(Data listing)
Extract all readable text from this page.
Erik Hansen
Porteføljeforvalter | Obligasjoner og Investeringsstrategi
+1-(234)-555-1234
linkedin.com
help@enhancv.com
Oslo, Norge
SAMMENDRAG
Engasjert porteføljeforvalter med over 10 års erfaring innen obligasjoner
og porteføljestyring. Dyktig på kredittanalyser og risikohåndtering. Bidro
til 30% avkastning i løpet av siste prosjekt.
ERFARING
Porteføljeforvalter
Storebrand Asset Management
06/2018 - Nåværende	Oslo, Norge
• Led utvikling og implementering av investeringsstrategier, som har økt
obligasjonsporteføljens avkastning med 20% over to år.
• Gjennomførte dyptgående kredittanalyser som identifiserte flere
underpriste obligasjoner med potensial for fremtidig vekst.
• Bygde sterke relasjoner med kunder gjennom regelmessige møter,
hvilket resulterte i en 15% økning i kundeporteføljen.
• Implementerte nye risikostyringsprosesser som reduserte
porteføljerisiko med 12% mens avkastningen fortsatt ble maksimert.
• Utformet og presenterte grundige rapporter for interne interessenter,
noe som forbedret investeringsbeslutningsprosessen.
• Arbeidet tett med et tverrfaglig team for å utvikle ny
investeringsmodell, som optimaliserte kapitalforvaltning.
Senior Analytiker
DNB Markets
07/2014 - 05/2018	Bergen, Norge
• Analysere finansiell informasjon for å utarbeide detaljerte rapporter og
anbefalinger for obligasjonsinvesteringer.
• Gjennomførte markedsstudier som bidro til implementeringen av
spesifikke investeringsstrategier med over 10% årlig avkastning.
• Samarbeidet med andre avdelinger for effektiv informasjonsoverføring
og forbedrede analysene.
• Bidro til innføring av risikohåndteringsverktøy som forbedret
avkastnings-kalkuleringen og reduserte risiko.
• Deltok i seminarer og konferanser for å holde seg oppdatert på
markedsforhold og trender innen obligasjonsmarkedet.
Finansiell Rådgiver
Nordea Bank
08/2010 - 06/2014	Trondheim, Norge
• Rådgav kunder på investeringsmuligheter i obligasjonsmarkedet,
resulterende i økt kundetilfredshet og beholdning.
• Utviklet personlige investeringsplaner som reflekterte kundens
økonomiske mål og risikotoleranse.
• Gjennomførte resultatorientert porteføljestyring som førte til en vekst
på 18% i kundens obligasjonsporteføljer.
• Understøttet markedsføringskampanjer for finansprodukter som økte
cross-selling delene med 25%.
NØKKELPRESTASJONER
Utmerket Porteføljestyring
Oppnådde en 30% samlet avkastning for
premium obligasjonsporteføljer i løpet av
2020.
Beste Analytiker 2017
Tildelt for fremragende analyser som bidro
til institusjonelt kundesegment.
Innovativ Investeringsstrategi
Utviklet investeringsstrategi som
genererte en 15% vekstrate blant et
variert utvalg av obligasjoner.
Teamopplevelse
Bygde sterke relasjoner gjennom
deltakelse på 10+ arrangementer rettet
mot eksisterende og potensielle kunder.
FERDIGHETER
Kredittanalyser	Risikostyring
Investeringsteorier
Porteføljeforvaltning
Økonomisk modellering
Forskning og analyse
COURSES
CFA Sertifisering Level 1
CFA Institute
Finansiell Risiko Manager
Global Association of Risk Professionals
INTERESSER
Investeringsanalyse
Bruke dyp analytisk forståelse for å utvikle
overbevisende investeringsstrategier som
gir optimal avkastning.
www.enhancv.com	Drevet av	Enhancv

◆ **Given problem**
Go through the entries and repeat each one exactly.

◆ **Reply**
Extract all readable text from this page.
Erik Hansen
Porteføljeforvalter | Obligasjoner og Investeringsstrategi
+1-(234)-555-1234
linkedin.com
help@enhancv.com
Oslo, Norge
SAMMENDRAG
Engasjert porteføljeforvalter med over 10 års erfaring innen obligasjoner
og porteføljestyring. Dyktig på kredittanalyser og risikohåndtering. Bidro
til 30% avkastning i løpet av siste prosjekt.
ERFARING
Porteføljeforvalter
Storebrand Asset Management
06/2018 - Nåværende	Oslo, Norge
• Led utvikling og implementering av investeringsstrategier, som har økt
obligasjonsporteføljens avkastning med 20% over to år.
• Gjennomførte dyptgående kredittanalyser som identifiserte flere
underpriste obligasjoner med potensial for fremtidig vekst.
• Bygde sterke relasjoner med kunder gjennom regelmessige møter,
hvilket resulterte i en 15% økning i kundeporteføljen.
• Implementerte nye risikostyringsprosesser som reduserte
porteføljerisiko med 12% mens avkastningen fortsatt ble maksimert.
• Utformet og presenterte grundige rapporter for interne interessenter,
noe som forbedret investeringsbeslutningsprosessen.
• Arbeidet tett med et tverrfaglig team for å utvikle ny
investeringsmodell, som optimaliserte kapitalforvaltning.
Senior Analytiker
DNB Markets
07/2014 - 05/2018	Bergen, Norge
• Analysere finansiell informasjon for å utarbeide detaljerte rapporter og
anbefalinger for obligasjonsinvesteringer.
• Gjennomførte markedsstudier som bidro til implementeringen av
spesifikke investeringsstrategier med over 10% årlig avkastning.
• Samarbeidet med andre avdelinger for effektiv informasjonsoverføring
og forbedrede analysene.
• Bidro til innføring av risikohåndteringsverktøy som forbedret
avkastnings-kalkuleringen og reduserte risiko.
• Deltok i seminarer og konferanser for å holde seg oppdatert på
markedsforhold og trender innen obligasjonsmarkedet.
Finansiell Rådgiver
Nordea Bank
08/2010 - 06/2014	Trondheim, Norge
• Rådgav kunder på investeringsmuligheter i obligasjonsmarkedet,
resulterende i økt kundetilfredshet og beholdning.
• Utviklet personlige investeringsplaner som reflekterte kundens
økonomiske mål og risikotoleranse.
• Gjennomførte resultatorientert porteføljestyring som førte til en vekst
på 18% i kundens obligasjonsporteføljer.
• Understøttet markedsføringskampanjer for finansprodukter som økte
cross-selling delene med 25%.
NØKKELPRESTASJONER
Utmerket Porteføljestyring
Oppnådde en 30% samlet avkastning for
premium obligasjonsporteføljer i løpet av
2020.
Beste Analytiker 2017
Tildelt for fremragende analyser som bidro
til institusjonelt kundesegment.
Innovativ Investeringsstrategi
Utviklet investeringsstrategi som
genererte en 15% vekstrate blant et
variert utvalg av obligasjoner.
Teamopplevelse
Bygde sterke relasjoner gjennom
deltakelse på 10+ arrangementer rettet
mot eksisterende og potensielle kunder.
FERDIGHETER
Kredittanalyser	Risikostyring
Investeringsteorier
Porteføljeforvaltning
Økonomisk modellering
Forskning og analyse
COURSES
CFA Sertifisering Level 1
CFA Institute
Finansiell Risiko Manager
Global Association of Risk Professionals
INTERESSER
Investeringsanalyse
Bruke dyp analytisk forståelse for å utvikle
overbevisende investeringsstrategier som
gir optimal avkastning.
www.enhancv.com	Drevet av	Enhancv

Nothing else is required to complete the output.